======== Data records
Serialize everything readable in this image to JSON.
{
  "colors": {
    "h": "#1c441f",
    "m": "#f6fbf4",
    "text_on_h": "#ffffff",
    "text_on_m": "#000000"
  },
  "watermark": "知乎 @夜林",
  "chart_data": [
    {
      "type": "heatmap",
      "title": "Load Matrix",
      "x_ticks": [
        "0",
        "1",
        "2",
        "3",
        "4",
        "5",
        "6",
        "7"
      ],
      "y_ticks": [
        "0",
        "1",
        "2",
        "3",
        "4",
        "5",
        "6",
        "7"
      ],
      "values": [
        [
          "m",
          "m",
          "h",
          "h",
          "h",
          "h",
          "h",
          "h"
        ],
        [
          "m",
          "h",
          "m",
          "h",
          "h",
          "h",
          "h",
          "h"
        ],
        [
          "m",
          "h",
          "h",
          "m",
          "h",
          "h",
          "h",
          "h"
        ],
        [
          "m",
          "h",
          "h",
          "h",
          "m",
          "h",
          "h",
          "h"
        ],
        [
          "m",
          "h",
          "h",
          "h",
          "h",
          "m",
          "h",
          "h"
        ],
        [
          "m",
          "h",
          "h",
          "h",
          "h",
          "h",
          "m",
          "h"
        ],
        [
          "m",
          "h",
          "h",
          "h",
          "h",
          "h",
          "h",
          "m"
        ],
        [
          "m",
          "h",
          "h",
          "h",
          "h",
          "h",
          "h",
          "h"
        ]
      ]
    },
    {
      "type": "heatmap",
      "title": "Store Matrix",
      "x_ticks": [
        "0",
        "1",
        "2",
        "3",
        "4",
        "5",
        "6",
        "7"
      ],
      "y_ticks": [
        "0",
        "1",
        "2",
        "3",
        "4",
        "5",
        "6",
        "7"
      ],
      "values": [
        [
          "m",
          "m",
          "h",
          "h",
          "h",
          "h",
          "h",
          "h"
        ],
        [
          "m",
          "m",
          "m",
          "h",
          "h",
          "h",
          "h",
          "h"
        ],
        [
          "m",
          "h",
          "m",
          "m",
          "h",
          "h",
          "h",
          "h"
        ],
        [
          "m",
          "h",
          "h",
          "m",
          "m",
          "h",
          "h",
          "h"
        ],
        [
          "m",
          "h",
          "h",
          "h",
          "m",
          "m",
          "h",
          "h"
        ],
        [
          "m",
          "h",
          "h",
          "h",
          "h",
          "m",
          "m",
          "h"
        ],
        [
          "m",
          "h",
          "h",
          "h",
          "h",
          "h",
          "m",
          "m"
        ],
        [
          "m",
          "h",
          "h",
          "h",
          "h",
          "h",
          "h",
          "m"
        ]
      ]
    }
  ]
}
================
* Written request:
Show all lines from the records above where the word "title" occurs.

* Finished exercise:
      "title": "Load Matrix",
      "title": "Store Matrix",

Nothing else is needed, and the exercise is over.